(Short problem) Reproduce the records below, substituting "Drawing dimensions" for every occurrence of "Patent image size" and keeping everything else unchanged.

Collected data
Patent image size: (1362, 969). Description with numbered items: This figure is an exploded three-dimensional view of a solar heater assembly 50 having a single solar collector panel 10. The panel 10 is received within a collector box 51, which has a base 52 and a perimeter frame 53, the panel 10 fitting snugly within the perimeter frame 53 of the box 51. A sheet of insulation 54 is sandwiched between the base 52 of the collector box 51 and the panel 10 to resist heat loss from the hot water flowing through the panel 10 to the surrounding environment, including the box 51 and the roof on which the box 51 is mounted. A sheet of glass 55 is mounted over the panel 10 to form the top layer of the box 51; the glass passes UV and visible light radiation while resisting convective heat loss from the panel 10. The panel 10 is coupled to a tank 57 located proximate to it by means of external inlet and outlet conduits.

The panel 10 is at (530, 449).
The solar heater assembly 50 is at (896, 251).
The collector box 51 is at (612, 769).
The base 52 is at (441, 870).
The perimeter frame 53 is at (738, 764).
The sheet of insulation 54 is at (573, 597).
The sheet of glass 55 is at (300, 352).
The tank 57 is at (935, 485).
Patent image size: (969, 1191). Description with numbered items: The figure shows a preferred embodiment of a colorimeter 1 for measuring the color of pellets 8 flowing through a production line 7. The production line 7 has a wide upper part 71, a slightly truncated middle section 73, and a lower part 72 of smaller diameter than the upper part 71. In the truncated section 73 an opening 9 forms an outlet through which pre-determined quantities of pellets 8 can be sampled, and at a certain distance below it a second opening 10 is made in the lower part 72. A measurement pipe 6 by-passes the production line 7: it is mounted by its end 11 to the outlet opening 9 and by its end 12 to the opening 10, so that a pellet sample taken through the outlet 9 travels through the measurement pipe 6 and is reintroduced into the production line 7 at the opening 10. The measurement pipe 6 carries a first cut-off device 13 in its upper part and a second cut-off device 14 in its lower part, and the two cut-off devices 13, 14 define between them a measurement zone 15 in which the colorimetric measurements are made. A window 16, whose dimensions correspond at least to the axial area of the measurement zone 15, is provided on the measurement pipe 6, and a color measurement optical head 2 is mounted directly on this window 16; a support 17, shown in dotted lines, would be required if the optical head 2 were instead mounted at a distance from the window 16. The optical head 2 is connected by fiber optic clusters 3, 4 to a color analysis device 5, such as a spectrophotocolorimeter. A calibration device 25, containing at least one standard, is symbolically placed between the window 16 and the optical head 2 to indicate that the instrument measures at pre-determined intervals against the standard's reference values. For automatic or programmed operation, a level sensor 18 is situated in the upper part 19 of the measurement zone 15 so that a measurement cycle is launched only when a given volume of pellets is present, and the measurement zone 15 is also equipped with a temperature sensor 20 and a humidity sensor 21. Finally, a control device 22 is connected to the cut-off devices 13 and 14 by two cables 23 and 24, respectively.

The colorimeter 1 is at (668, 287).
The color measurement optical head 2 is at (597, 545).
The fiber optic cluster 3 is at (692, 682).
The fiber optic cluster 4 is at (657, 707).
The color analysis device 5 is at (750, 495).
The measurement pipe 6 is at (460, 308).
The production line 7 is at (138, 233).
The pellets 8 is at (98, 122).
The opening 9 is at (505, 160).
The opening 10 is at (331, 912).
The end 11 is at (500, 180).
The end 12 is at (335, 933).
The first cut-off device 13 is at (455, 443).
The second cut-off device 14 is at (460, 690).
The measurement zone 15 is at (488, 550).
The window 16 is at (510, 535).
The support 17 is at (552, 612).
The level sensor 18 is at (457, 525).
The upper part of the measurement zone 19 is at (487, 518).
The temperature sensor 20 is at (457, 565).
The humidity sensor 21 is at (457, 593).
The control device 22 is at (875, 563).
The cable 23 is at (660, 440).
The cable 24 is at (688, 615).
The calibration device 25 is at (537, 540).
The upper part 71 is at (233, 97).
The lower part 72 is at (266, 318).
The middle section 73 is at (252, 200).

(Task answer)
Drawing dimensions: (1362, 969). Description with numbered items: This figure is an exploded three-dimensional view of a solar heater assembly 50 having a single solar collector panel 10. The panel 10 is received within a collector box 51, which has a base 52 and a perimeter frame 53, the panel 10 fitting snugly within the perimeter frame 53 of the box 51. A sheet of insulation 54 is sandwiched between the base 52 of the collector box 51 and the panel 10 to resist heat loss from the hot water flowing through the panel 10 to the surrounding environment, including the box 51 and the roof on which the box 51 is mounted. A sheet of glass 55 is mounted over the panel 10 to form the top layer of the box 51; the glass passes UV and visible light radiation while resisting convective heat loss from the panel 10. The panel 10 is coupled to a tank 57 located proximate to it by means of external inlet and outlet conduits.

The panel 10 is at (530, 449).
The solar heater assembly 50 is at (896, 251).
The collector box 51 is at (612, 769).
The base 52 is at (441, 870).
The perimeter frame 53 is at (738, 764).
The sheet of insulation 54 is at (573, 597).
The sheet of glass 55 is at (300, 352).
The tank 57 is at (935, 485).
Drawing dimensions: (969, 1191). Description with numbered items: The figure shows a preferred embodiment of a colorimeter 1 for measuring the color of pellets 8 flowing through a production line 7. The production line 7 has a wide upper part 71, a slightly truncated middle section 73, and a lower part 72 of smaller diameter than the upper part 71. In the truncated section 73 an opening 9 forms an outlet through which pre-determined quantities of pellets 8 can be sampled, and at a certain distance below it a second opening 10 is made in the lower part 72. A measurement pipe 6 by-passes the production line 7: it is mounted by its end 11 to the outlet opening 9 and by its end 12 to the opening 10, so that a pellet sample taken through the outlet 9 travels through the measurement pipe 6 and is reintroduced into the production line 7 at the opening 10. The measurement pipe 6 carries a first cut-off device 13 in its upper part and a second cut-off device 14 in its lower part, and the two cut-off devices 13, 14 define between them a measurement zone 15 in which the colorimetric measurements are made. A window 16, whose dimensions correspond at least to the axial area of the measurement zone 15, is provided on the measurement pipe 6, and a color measurement optical head 2 is mounted directly on this window 16; a support 17, shown in dotted lines, would be required if the optical head 2 were instead mounted at a distance from the window 16. The optical head 2 is connected by fiber optic clusters 3, 4 to a color analysis device 5, such as a spectrophotocolorimeter. A calibration device 25, containing at least one standard, is symbolically placed between the window 16 and the optical head 2 to indicate that the instrument measures at pre-determined intervals against the standard's reference values. For automatic or programmed operation, a level sensor 18 is situated in the upper part 19 of the measurement zone 15 so that a measurement cycle is launched only when a given volume of pellets is present, and the measurement zone 15 is also equipped with a temperature sensor 20 and a humidity sensor 21. Finally, a control device 22 is connected to the cut-off devices 13 and 14 by two cables 23 and 24, respectively.

The colorimeter 1 is at (668, 287).
The color measurement optical head 2 is at (597, 545).
The fiber optic cluster 3 is at (692, 682).
The fiber optic cluster 4 is at (657, 707).
The color analysis device 5 is at (750, 495).
The measurement pipe 6 is at (460, 308).
The production line 7 is at (138, 233).
The pellets 8 is at (98, 122).
The opening 9 is at (505, 160).
The opening 10 is at (331, 912).
The end 11 is at (500, 180).
The end 12 is at (335, 933).
The first cut-off device 13 is at (455, 443).
The second cut-off device 14 is at (460, 690).
The measurement zone 15 is at (488, 550).
The window 16 is at (510, 535).
The support 17 is at (552, 612).
The level sensor 18 is at (457, 525).
The upper part of the measurement zone 19 is at (487, 518).
The temperature sensor 20 is at (457, 565).
The humidity sensor 21 is at (457, 593).
The control device 22 is at (875, 563).
The cable 23 is at (660, 440).
The cable 24 is at (688, 615).
The calibration device 25 is at (537, 540).
The upper part 71 is at (233, 97).
The lower part 72 is at (266, 318).
The middle section 73 is at (252, 200).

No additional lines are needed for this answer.